Records shown:
— Begin —
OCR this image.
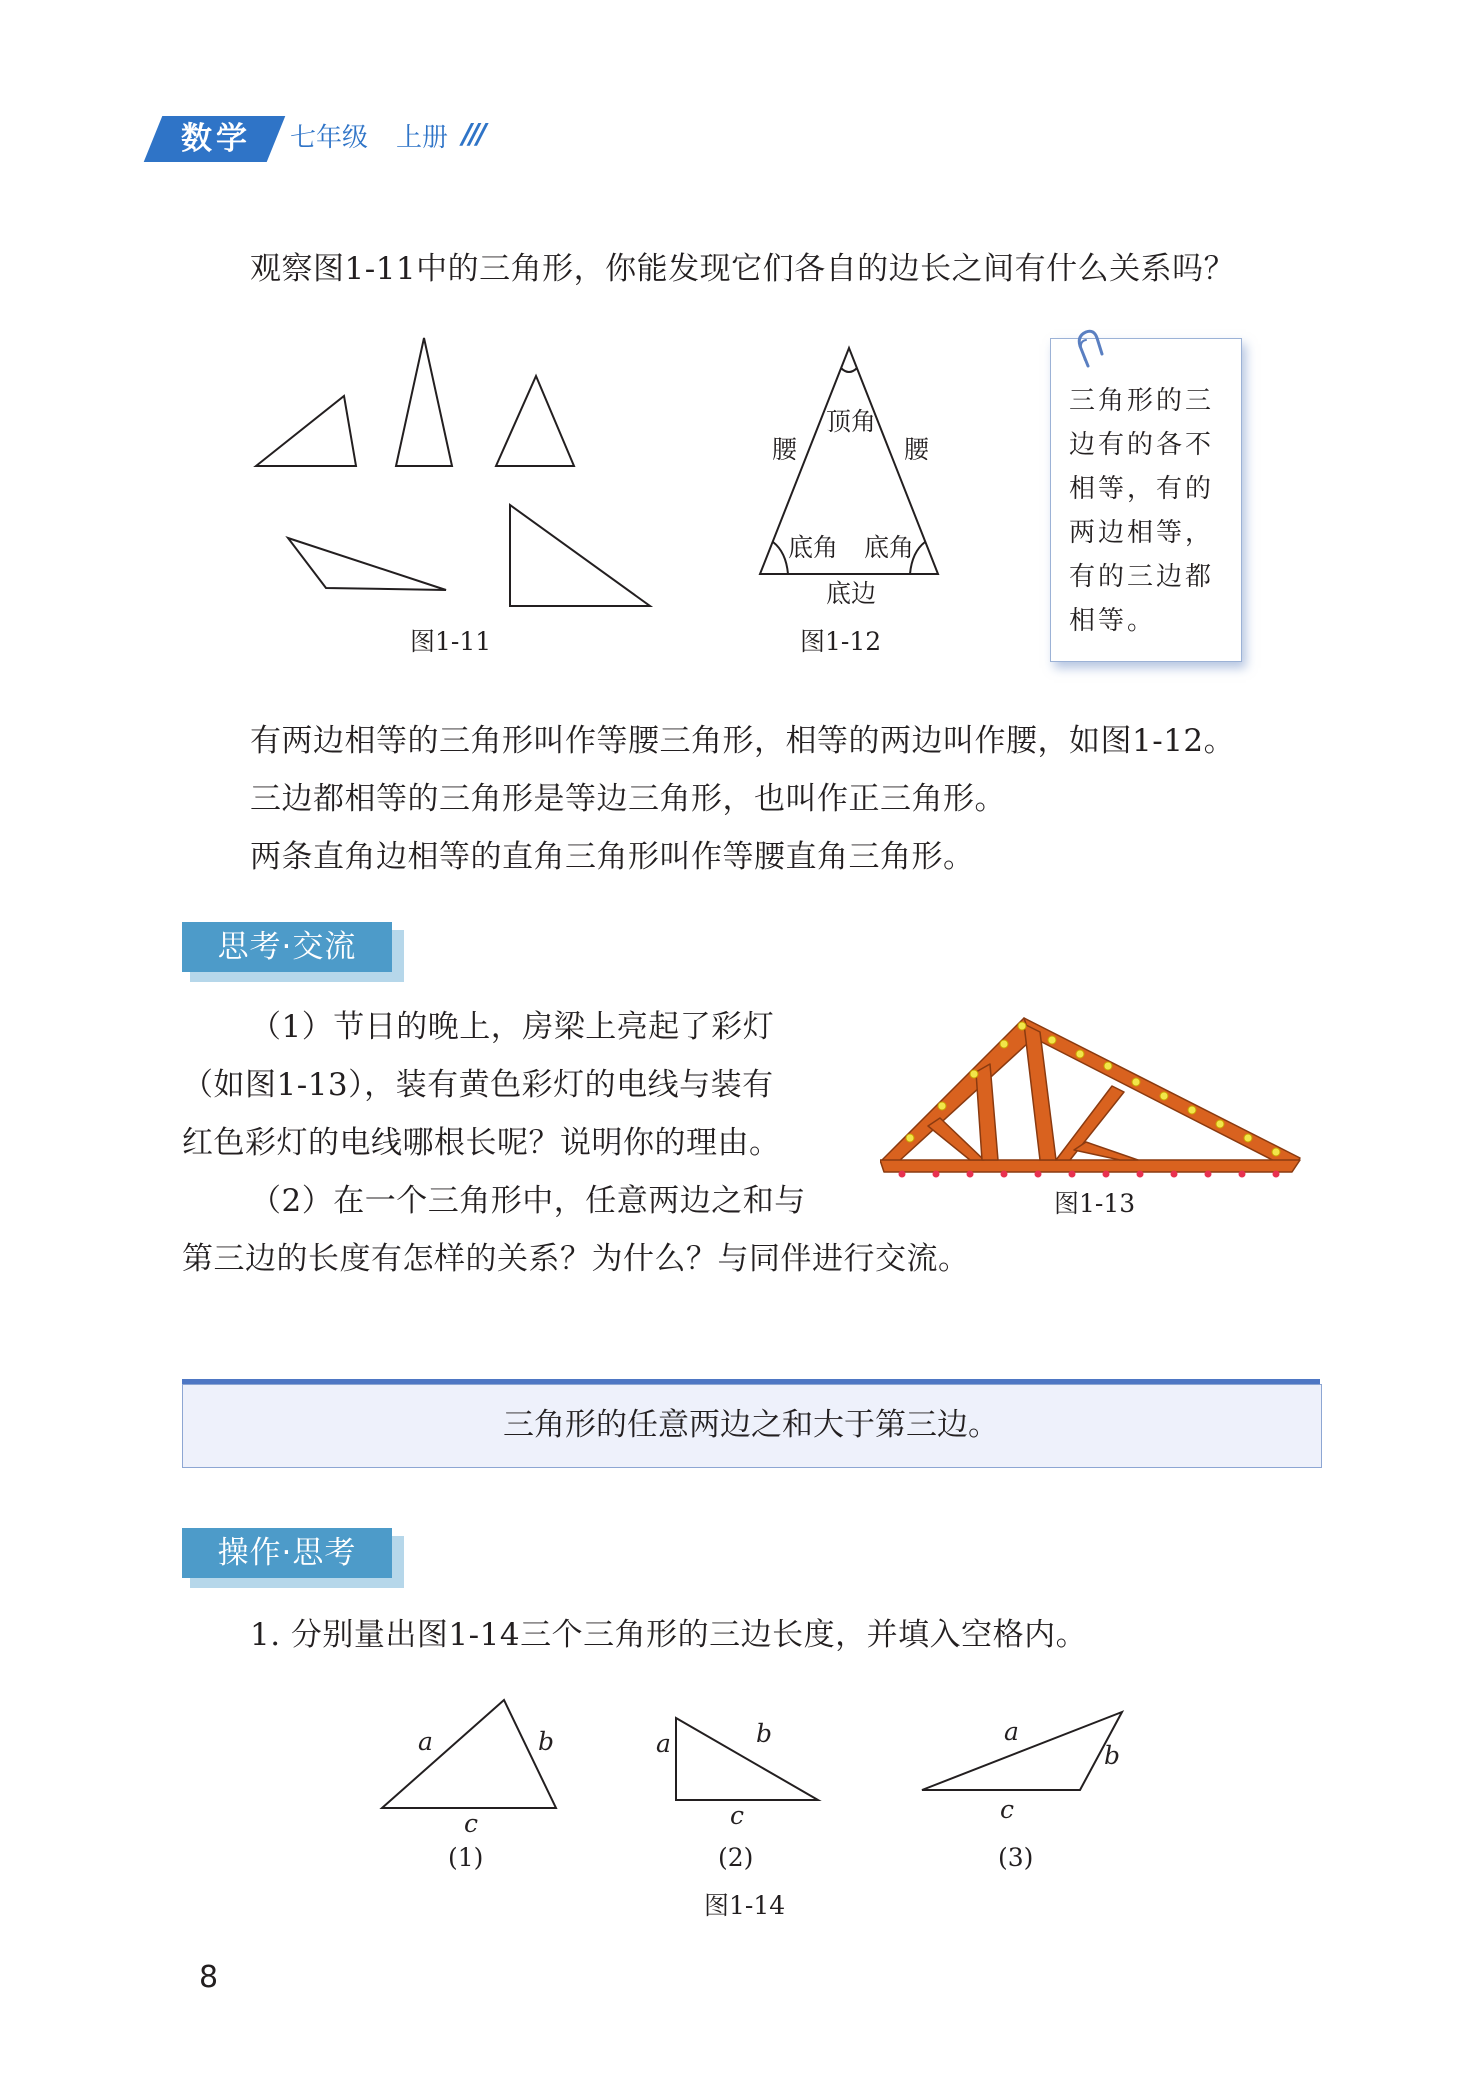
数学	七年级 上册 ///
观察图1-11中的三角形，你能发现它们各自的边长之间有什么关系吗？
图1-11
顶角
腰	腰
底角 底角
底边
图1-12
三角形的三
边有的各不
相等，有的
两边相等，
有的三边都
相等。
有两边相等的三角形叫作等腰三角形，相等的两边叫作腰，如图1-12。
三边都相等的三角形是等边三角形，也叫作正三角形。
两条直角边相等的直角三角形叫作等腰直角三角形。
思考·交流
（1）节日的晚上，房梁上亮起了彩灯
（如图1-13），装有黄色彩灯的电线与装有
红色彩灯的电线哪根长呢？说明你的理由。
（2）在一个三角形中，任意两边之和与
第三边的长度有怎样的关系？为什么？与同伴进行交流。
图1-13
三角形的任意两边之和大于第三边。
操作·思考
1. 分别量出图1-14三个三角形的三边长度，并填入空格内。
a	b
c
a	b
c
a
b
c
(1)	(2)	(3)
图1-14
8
— End —
Task goal:
Keep the pictures out and write out the records exactly.

The reply:
OCR this image.
数学	七年级 上册 ///
观察图1-11中的三角形，你能发现它们各自的边长之间有什么关系吗？
图1-11
顶角
腰	腰
底角 底角
底边
图1-12
三角形的三
边有的各不
相等，有的
两边相等，
有的三边都
相等。
有两边相等的三角形叫作等腰三角形，相等的两边叫作腰，如图1-12。
三边都相等的三角形是等边三角形，也叫作正三角形。
两条直角边相等的直角三角形叫作等腰直角三角形。
思考·交流
（1）节日的晚上，房梁上亮起了彩灯
（如图1-13），装有黄色彩灯的电线与装有
红色彩灯的电线哪根长呢？说明你的理由。
（2）在一个三角形中，任意两边之和与
第三边的长度有怎样的关系？为什么？与同伴进行交流。
图1-13
三角形的任意两边之和大于第三边。
操作·思考
1. 分别量出图1-14三个三角形的三边长度，并填入空格内。
a	b
c
a	b
c
a
b
c
(1)	(2)	(3)
图1-14
8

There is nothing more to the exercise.